Given exercise -
Using the data below, copy each line that includes the word "rocket".
━━━ Material provided
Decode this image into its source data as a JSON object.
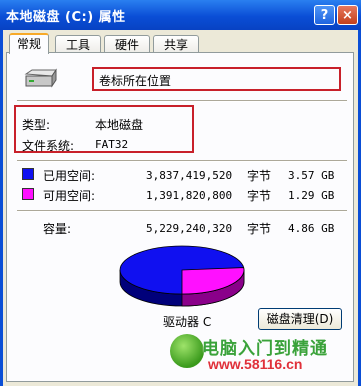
{
  "window": {
    "title": "本地磁盘 (C:) 属性",
    "help_label": "?",
    "close_label": "×"
  },
  "tabs": [
    "常规",
    "工具",
    "硬件",
    "共享"
  ],
  "volume_label_value": "卷标所在位置",
  "info": {
    "type_label": "类型:",
    "type_value": "本地磁盘",
    "fs_label": "文件系统:",
    "fs_value": "FAT32"
  },
  "space": {
    "used": {
      "label": "已用空间:",
      "bytes": "3,837,419,520",
      "unit": "字节",
      "size": "3.57 GB",
      "color": "#1010f0"
    },
    "free": {
      "label": "可用空间:",
      "bytes": "1,391,820,800",
      "unit": "字节",
      "size": "1.29 GB",
      "color": "#ff10ff"
    },
    "capacity": {
      "label": "容量:",
      "bytes": "5,229,240,320",
      "unit": "字节",
      "size": "4.86 GB"
    }
  },
  "pie": {
    "used_fraction": 0.7338,
    "used_color": "#1010f0",
    "free_color": "#ff10ff"
  },
  "drive_label": "驱动器 C",
  "cleanup_button": "磁盘清理(D)",
  "watermark": {
    "title": "电脑入门到精通",
    "url": "www.58116.cn"
  }
}
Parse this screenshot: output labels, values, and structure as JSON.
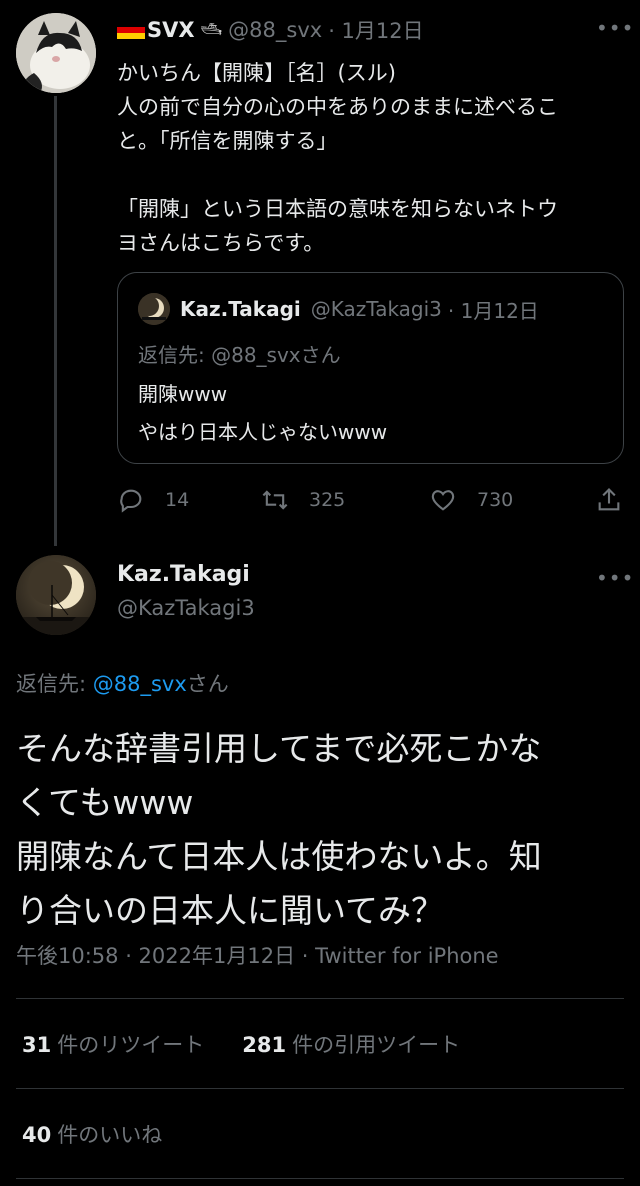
{
  "parent_tweet": {
    "display_name": "SVX",
    "flag": "germany-flag",
    "emoji": "🛥",
    "handle": "@88_svx",
    "time": "· 1月12日",
    "lines": [
      "かいちん【開陳】［名］(スル)",
      "人の前で自分の心の中をありのままに述べるこ",
      "と。「所信を開陳する」",
      "",
      "「開陳」という日本語の意味を知らないネトウ",
      "ヨさんはこちらです。"
    ],
    "quote": {
      "display_name": "Kaz.Takagi",
      "handle": "@KazTakagi3",
      "time": "· 1月12日",
      "reply_to": "返信先: @88_svxさん",
      "lines": [
        "開陳www",
        "やはり日本人じゃないwww"
      ]
    },
    "actions": {
      "reply_count": "14",
      "retweet_count": "325",
      "like_count": "730"
    }
  },
  "main_tweet": {
    "display_name": "Kaz.Takagi",
    "handle": "@KazTakagi3",
    "reply_prefix": "返信先: ",
    "reply_handle": "@88_svx",
    "reply_suffix": "さん",
    "lines": [
      "そんな辞書引用してまで必死こかな",
      "くてもwww",
      "開陳なんて日本人は使わないよ。知",
      "り合いの日本人に聞いてみ？"
    ],
    "meta": "午後10:58 · 2022年1月12日 · Twitter for iPhone",
    "stats": {
      "retweets": "31",
      "retweets_label": "件のリツイート",
      "quotes": "281",
      "quotes_label": "件の引用ツイート",
      "likes": "40",
      "likes_label": "件のいいね"
    }
  },
  "colors": {
    "background": "#000000",
    "text": "#e7e9ea",
    "muted": "#71767b",
    "link": "#1d9bf0",
    "divider": "#2f3336"
  }
}
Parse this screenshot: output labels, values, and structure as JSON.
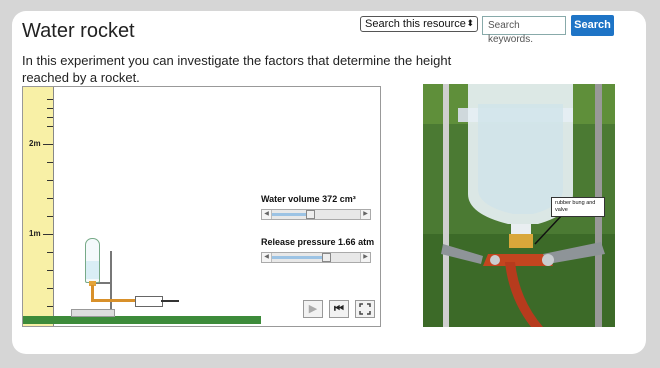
{
  "header": {
    "title": "Water rocket",
    "search_scope": "Search this resource",
    "search_placeholder": "Search keywords.",
    "search_button": "Search"
  },
  "intro": "In this experiment you can investigate the factors that determine the height reached by a rocket.",
  "simulation": {
    "ruler_labels": [
      "2m",
      "1m"
    ],
    "water_volume_label": "Water volume 372 cm³",
    "water_volume_value": 372,
    "water_volume_fraction": 0.43,
    "release_pressure_label": "Release pressure 1.66 atm",
    "release_pressure_value": 1.66,
    "release_pressure_fraction": 0.61,
    "buttons": [
      "play-icon",
      "reset-icon",
      "fullscreen-icon"
    ]
  },
  "photo": {
    "callout": "rubber bung and valve"
  },
  "colors": {
    "accent": "#1e74c6",
    "ruler": "#f8f0a6",
    "ground": "#3d8b3a",
    "grass": "#3f6a2e"
  }
}
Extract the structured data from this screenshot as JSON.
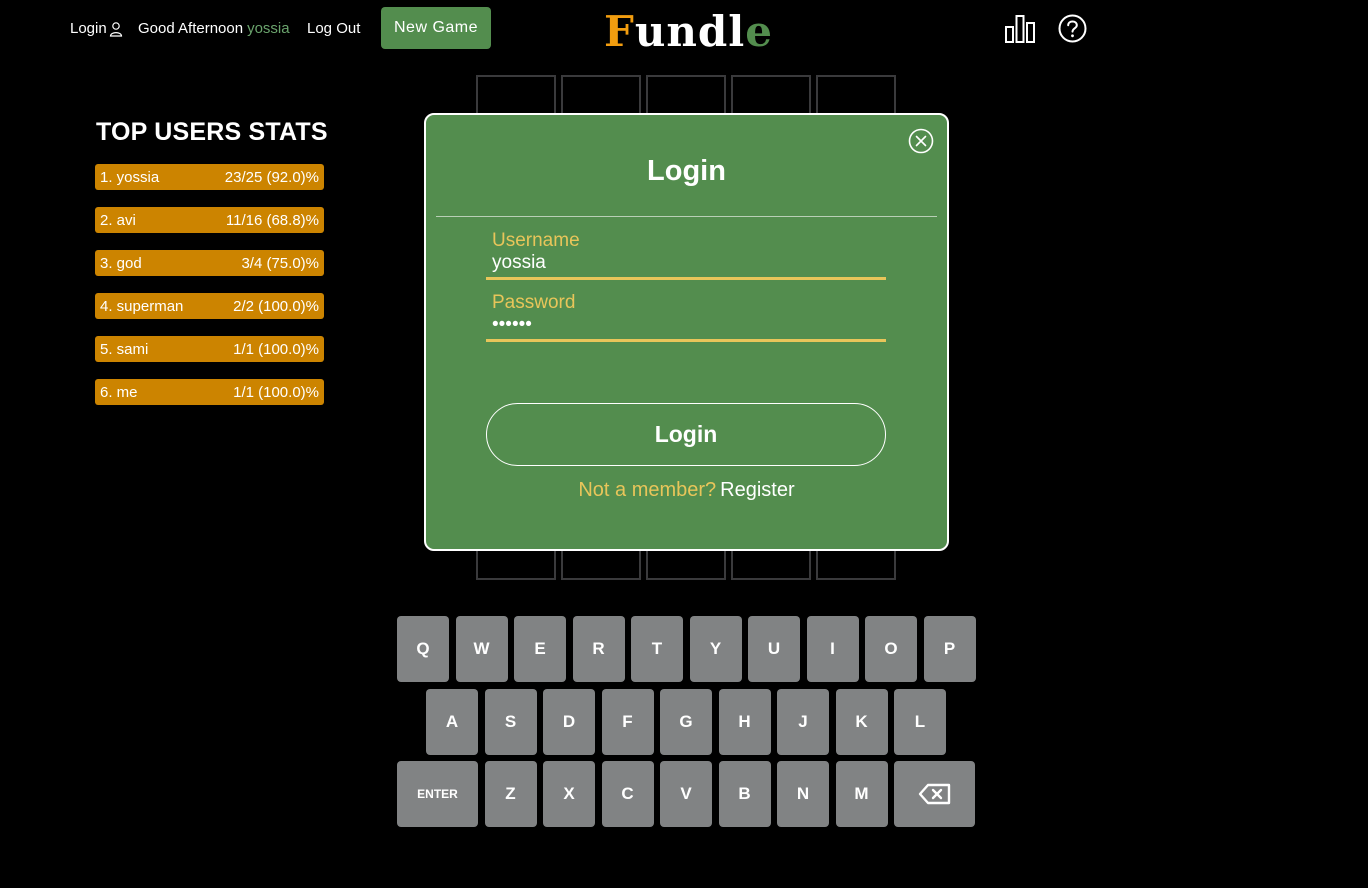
{
  "header": {
    "login_label": "Login",
    "greeting": "Good Afternoon",
    "username": "yossia",
    "logout_label": "Log Out",
    "new_game_label": "New Game",
    "logo": {
      "first": "F",
      "middle": "undl",
      "last": "e"
    },
    "icons": {
      "user": "user-icon",
      "stats": "bar-chart-icon",
      "help": "question-mark-icon"
    }
  },
  "top_users": {
    "title": "TOP USERS STATS",
    "rows": [
      {
        "name": "1. yossia",
        "score": "23/25 (92.0)%"
      },
      {
        "name": "2. avi",
        "score": "11/16 (68.8)%"
      },
      {
        "name": "3. god",
        "score": "3/4 (75.0)%"
      },
      {
        "name": "4. superman",
        "score": "2/2 (100.0)%"
      },
      {
        "name": "5. sami",
        "score": "1/1 (100.0)%"
      },
      {
        "name": "6. me",
        "score": "1/1 (100.0)%"
      }
    ]
  },
  "modal": {
    "title": "Login",
    "username_label": "Username",
    "username_value": "yossia",
    "password_label": "Password",
    "password_value": "••••••",
    "login_button": "Login",
    "not_member": "Not a member?",
    "register_link": "Register",
    "icons": {
      "close": "close-icon"
    }
  },
  "keyboard": {
    "row1": [
      "Q",
      "W",
      "E",
      "R",
      "T",
      "Y",
      "U",
      "I",
      "O",
      "P"
    ],
    "row2": [
      "A",
      "S",
      "D",
      "F",
      "G",
      "H",
      "J",
      "K",
      "L"
    ],
    "row3_enter": "ENTER",
    "row3": [
      "Z",
      "X",
      "C",
      "V",
      "B",
      "N",
      "M"
    ],
    "icons": {
      "backspace": "backspace-icon"
    }
  },
  "colors": {
    "background": "#000000",
    "green": "#538d4e",
    "orange_logo": "#f29d0f",
    "stat_row": "#cc8400",
    "field_accent": "#e8c55a",
    "key": "#818384",
    "tile_border": "#3a3a3c"
  }
}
━━━━━━
Written reply -
    "title": "Water rocket",
  "intro": "In this experiment you can investigate the factors that determine the height reached by a rocket.",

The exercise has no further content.